-- Data extract start --

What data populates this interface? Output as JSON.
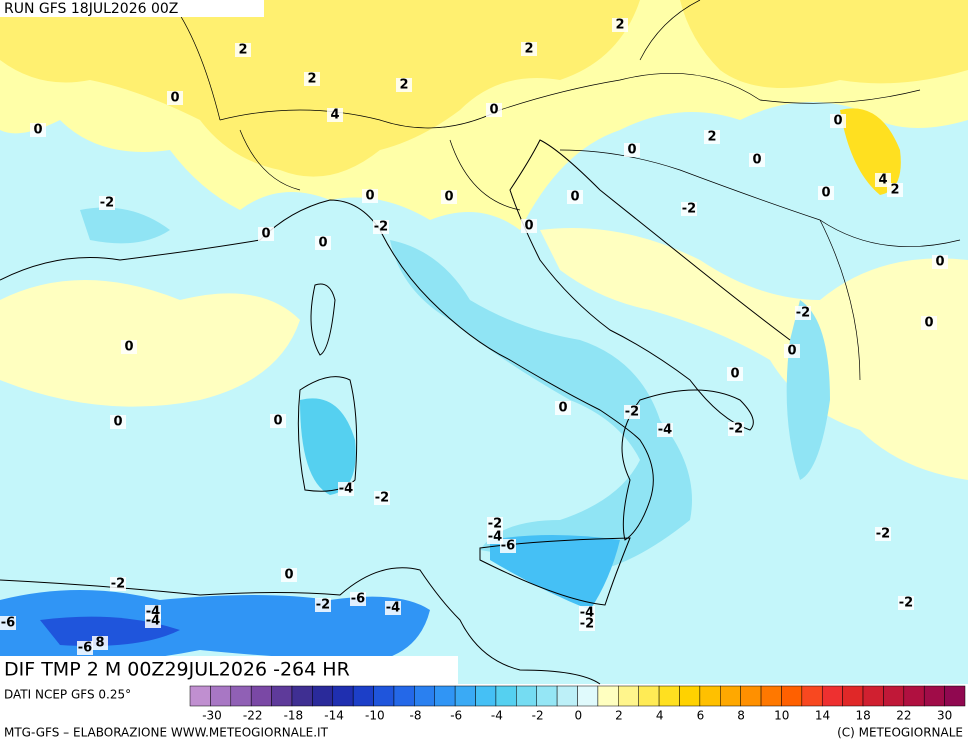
{
  "header": {
    "run": "RUN GFS 18JUL2026 00Z"
  },
  "map": {
    "title": "DIF TMP 2 M 00Z29JUL2026 -264 HR",
    "contour_labels": [
      "2",
      "2",
      "2",
      "2",
      "2",
      "0",
      "4",
      "0",
      "0",
      "0",
      "2",
      "0",
      "0",
      "4",
      "2",
      "0",
      "-2",
      "0",
      "0",
      "0",
      "-2",
      "0",
      "-2",
      "0",
      "0",
      "0",
      "-2",
      "0",
      "0",
      "0",
      "0",
      "0",
      "0",
      "0",
      "-2",
      "-4",
      "-2",
      "-4",
      "-2",
      "-2",
      "-4",
      "-6",
      "-2",
      "0",
      "-2",
      "-4",
      "-4",
      "-6",
      "-2",
      "-4",
      "-2",
      "-6",
      "-6",
      "8",
      "-4",
      "-2"
    ]
  },
  "footer": {
    "source": "DATI NCEP GFS 0.25°",
    "credit_left": "MTG-GFS – ELABORAZIONE WWW.METEOGIORNALE.IT",
    "credit_right": "(C) METEOGIORNALE"
  },
  "colorbar": {
    "labels": [
      "-30",
      "-22",
      "-18",
      "-14",
      "-10",
      "-8",
      "-6",
      "-4",
      "-2",
      "0",
      "2",
      "4",
      "6",
      "8",
      "10",
      "14",
      "18",
      "22",
      "30"
    ],
    "colors": [
      "#c08fd0",
      "#a877c4",
      "#9060b5",
      "#7a48a5",
      "#5e3a9a",
      "#3f2f92",
      "#2a2a9a",
      "#1f2fb0",
      "#1c3fc8",
      "#1f55dc",
      "#2468e8",
      "#2a80f0",
      "#3095f5",
      "#3aaaf5",
      "#45c0f5",
      "#55d0f0",
      "#75dcf2",
      "#95e6f5",
      "#bdf0f8",
      "#e0fafc",
      "#ffffc0",
      "#fff58c",
      "#ffeb55",
      "#ffe020",
      "#ffd200",
      "#ffc000",
      "#ffa800",
      "#ff9000",
      "#ff7800",
      "#ff6000",
      "#f84820",
      "#ee3030",
      "#e02828",
      "#d02030",
      "#c01838",
      "#b01040",
      "#a00c48",
      "#900850"
    ]
  }
}
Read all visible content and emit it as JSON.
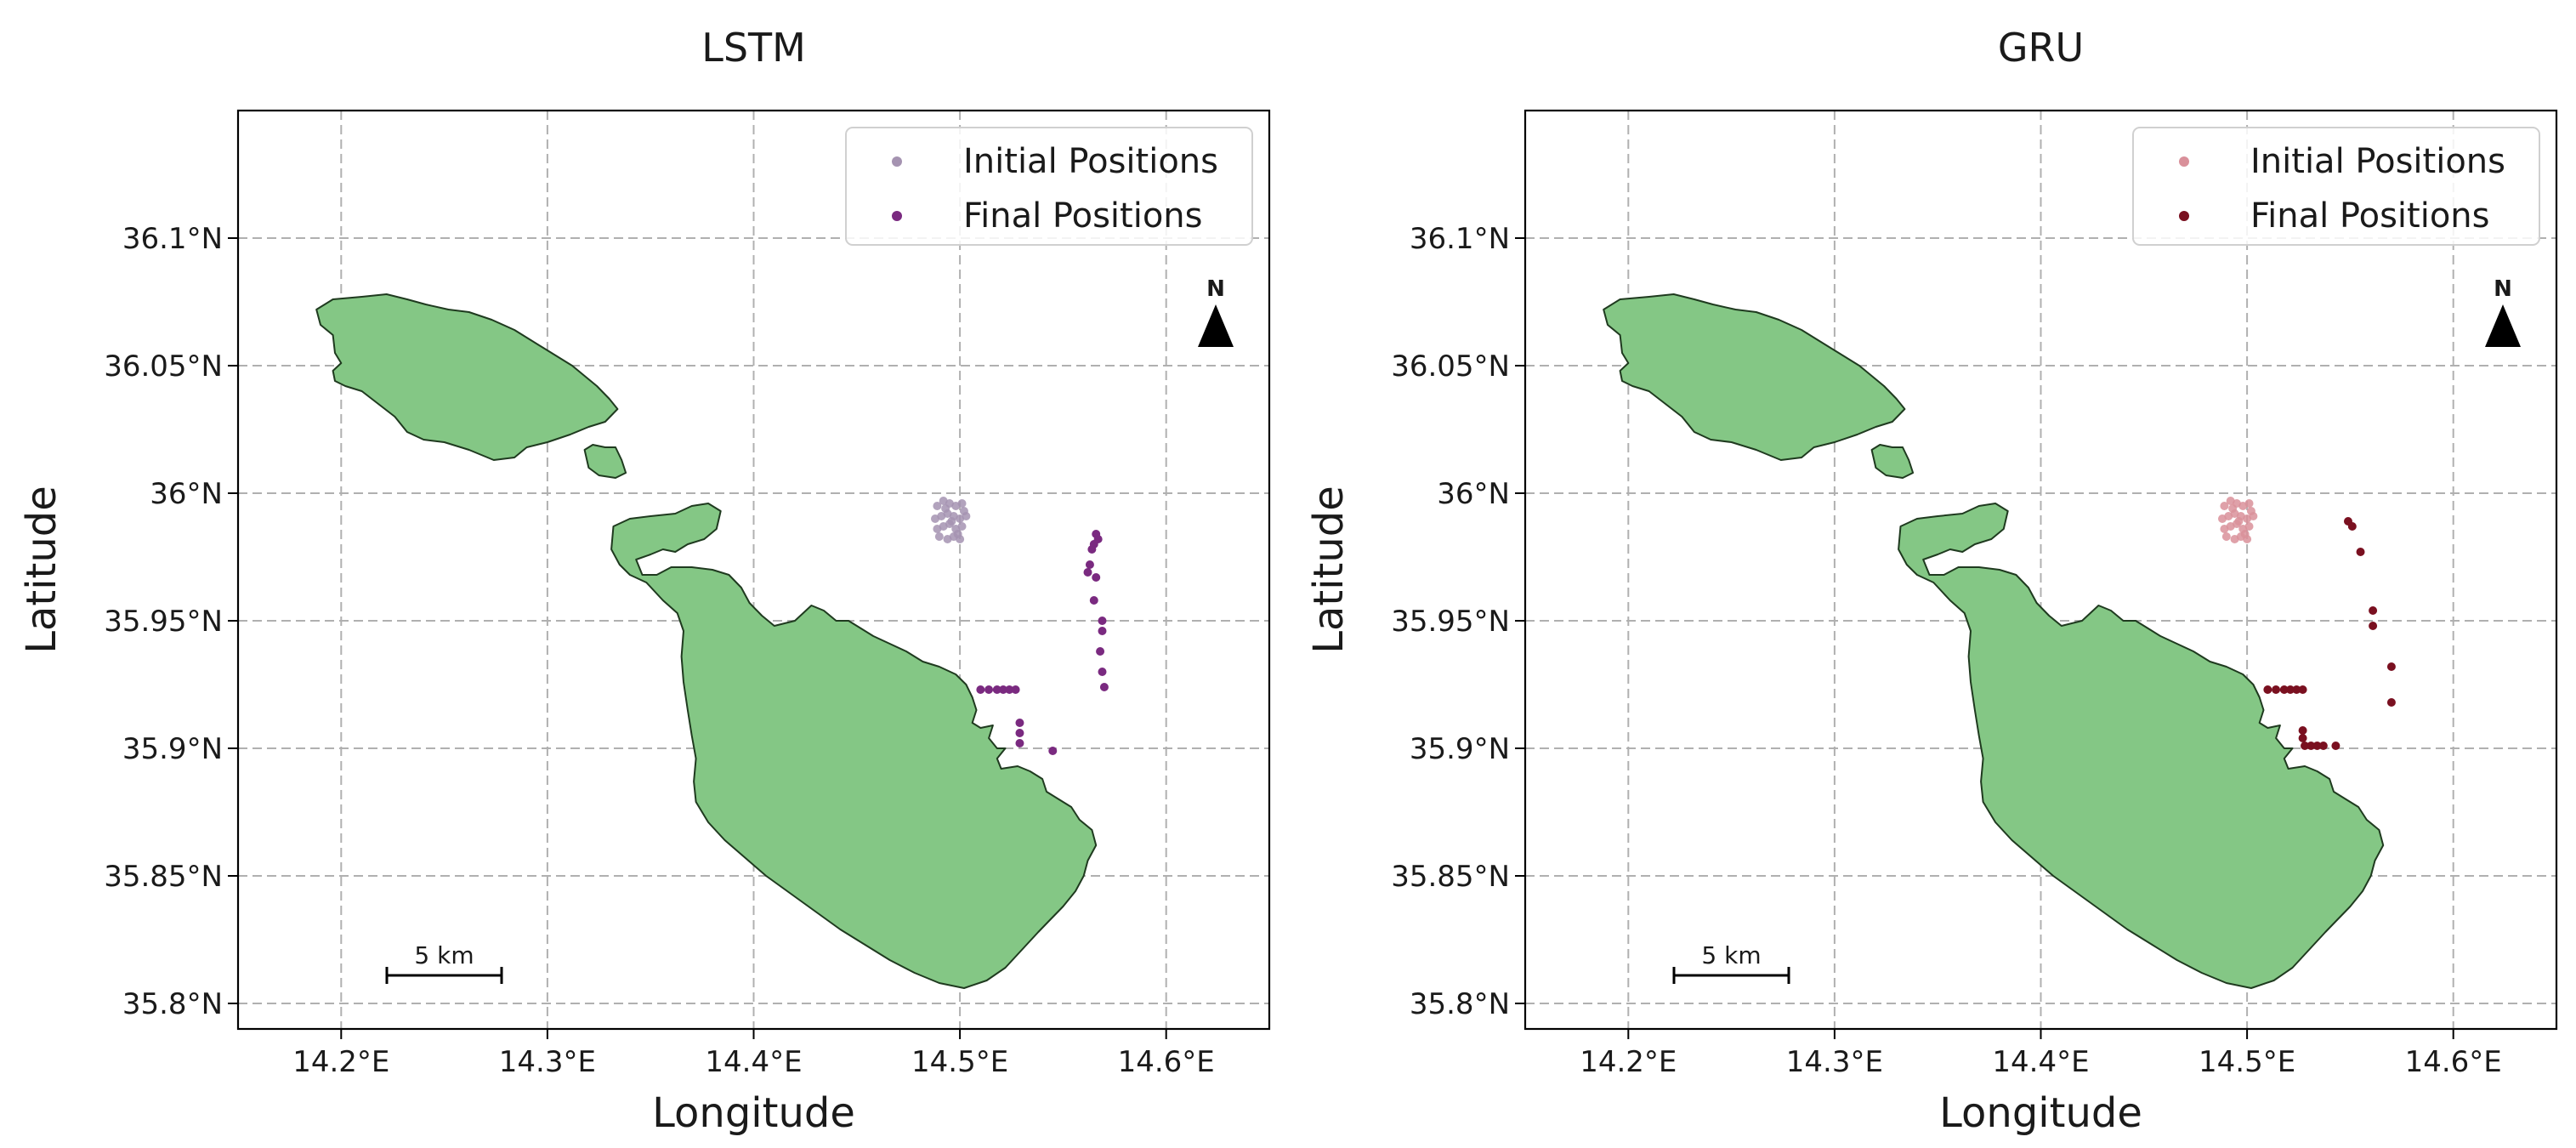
{
  "chart_data": [
    {
      "type": "scatter",
      "title": "LSTM",
      "xlabel": "Longitude",
      "ylabel": "Latitude",
      "xlim": [
        14.15,
        14.65
      ],
      "ylim": [
        35.79,
        36.15
      ],
      "xticks": [
        14.2,
        14.3,
        14.4,
        14.5,
        14.6
      ],
      "xtick_labels": [
        "14.2°E",
        "14.3°E",
        "14.4°E",
        "14.5°E",
        "14.6°E"
      ],
      "yticks": [
        35.8,
        35.85,
        35.9,
        35.95,
        36.0,
        36.05,
        36.1
      ],
      "ytick_labels": [
        "35.8°N",
        "35.85°N",
        "35.9°N",
        "35.95°N",
        "36°N",
        "36.05°N",
        "36.1°N"
      ],
      "grid": true,
      "legend_position": "top-right",
      "north_arrow_label": "N",
      "scale_bar_label": "5 km",
      "series": [
        {
          "name": "Initial Positions",
          "color": "#a593b1",
          "points": [
            [
              14.489,
              35.995
            ],
            [
              14.492,
              35.997
            ],
            [
              14.495,
              35.996
            ],
            [
              14.498,
              35.995
            ],
            [
              14.501,
              35.996
            ],
            [
              14.488,
              35.99
            ],
            [
              14.491,
              35.991
            ],
            [
              14.494,
              35.992
            ],
            [
              14.497,
              35.991
            ],
            [
              14.5,
              35.99
            ],
            [
              14.503,
              35.991
            ],
            [
              14.489,
              35.986
            ],
            [
              14.492,
              35.987
            ],
            [
              14.495,
              35.988
            ],
            [
              14.498,
              35.986
            ],
            [
              14.501,
              35.987
            ],
            [
              14.49,
              35.983
            ],
            [
              14.494,
              35.982
            ],
            [
              14.497,
              35.983
            ],
            [
              14.5,
              35.982
            ],
            [
              14.493,
              35.994
            ],
            [
              14.496,
              35.989
            ],
            [
              14.499,
              35.984
            ],
            [
              14.502,
              35.993
            ]
          ]
        },
        {
          "name": "Final Positions",
          "color": "#7a2a80",
          "points": [
            [
              14.566,
              35.984
            ],
            [
              14.567,
              35.982
            ],
            [
              14.565,
              35.98
            ],
            [
              14.564,
              35.978
            ],
            [
              14.563,
              35.972
            ],
            [
              14.562,
              35.969
            ],
            [
              14.566,
              35.967
            ],
            [
              14.565,
              35.958
            ],
            [
              14.569,
              35.95
            ],
            [
              14.569,
              35.946
            ],
            [
              14.568,
              35.938
            ],
            [
              14.569,
              35.93
            ],
            [
              14.57,
              35.924
            ],
            [
              14.51,
              35.923
            ],
            [
              14.514,
              35.923
            ],
            [
              14.518,
              35.923
            ],
            [
              14.521,
              35.923
            ],
            [
              14.524,
              35.923
            ],
            [
              14.527,
              35.923
            ],
            [
              14.529,
              35.91
            ],
            [
              14.529,
              35.906
            ],
            [
              14.529,
              35.902
            ],
            [
              14.545,
              35.899
            ]
          ]
        }
      ]
    },
    {
      "type": "scatter",
      "title": "GRU",
      "xlabel": "Longitude",
      "ylabel": "Latitude",
      "xlim": [
        14.15,
        14.65
      ],
      "ylim": [
        35.79,
        36.15
      ],
      "xticks": [
        14.2,
        14.3,
        14.4,
        14.5,
        14.6
      ],
      "xtick_labels": [
        "14.2°E",
        "14.3°E",
        "14.4°E",
        "14.5°E",
        "14.6°E"
      ],
      "yticks": [
        35.8,
        35.85,
        35.9,
        35.95,
        36.0,
        36.05,
        36.1
      ],
      "ytick_labels": [
        "35.8°N",
        "35.85°N",
        "35.9°N",
        "35.95°N",
        "36°N",
        "36.05°N",
        "36.1°N"
      ],
      "grid": true,
      "legend_position": "top-right",
      "north_arrow_label": "N",
      "scale_bar_label": "5 km",
      "series": [
        {
          "name": "Initial Positions",
          "color": "#d9909a",
          "points": [
            [
              14.489,
              35.995
            ],
            [
              14.492,
              35.997
            ],
            [
              14.495,
              35.996
            ],
            [
              14.498,
              35.995
            ],
            [
              14.501,
              35.996
            ],
            [
              14.488,
              35.99
            ],
            [
              14.491,
              35.991
            ],
            [
              14.494,
              35.992
            ],
            [
              14.497,
              35.991
            ],
            [
              14.5,
              35.99
            ],
            [
              14.503,
              35.991
            ],
            [
              14.489,
              35.986
            ],
            [
              14.492,
              35.987
            ],
            [
              14.495,
              35.988
            ],
            [
              14.498,
              35.986
            ],
            [
              14.501,
              35.987
            ],
            [
              14.49,
              35.983
            ],
            [
              14.494,
              35.982
            ],
            [
              14.497,
              35.983
            ],
            [
              14.5,
              35.982
            ],
            [
              14.493,
              35.994
            ],
            [
              14.496,
              35.989
            ],
            [
              14.499,
              35.984
            ],
            [
              14.502,
              35.993
            ]
          ]
        },
        {
          "name": "Final Positions",
          "color": "#7a1020",
          "points": [
            [
              14.549,
              35.989
            ],
            [
              14.551,
              35.987
            ],
            [
              14.555,
              35.977
            ],
            [
              14.561,
              35.954
            ],
            [
              14.561,
              35.948
            ],
            [
              14.57,
              35.932
            ],
            [
              14.57,
              35.918
            ],
            [
              14.51,
              35.923
            ],
            [
              14.514,
              35.923
            ],
            [
              14.518,
              35.923
            ],
            [
              14.521,
              35.923
            ],
            [
              14.524,
              35.923
            ],
            [
              14.527,
              35.923
            ],
            [
              14.527,
              35.907
            ],
            [
              14.527,
              35.904
            ],
            [
              14.528,
              35.901
            ],
            [
              14.531,
              35.901
            ],
            [
              14.534,
              35.901
            ],
            [
              14.537,
              35.901
            ],
            [
              14.543,
              35.901
            ]
          ]
        }
      ]
    }
  ]
}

-- Data extract end --

### Written request
Looking at the records above, report how many lines contain the word "title". Answer with the number only.

### Correct response
3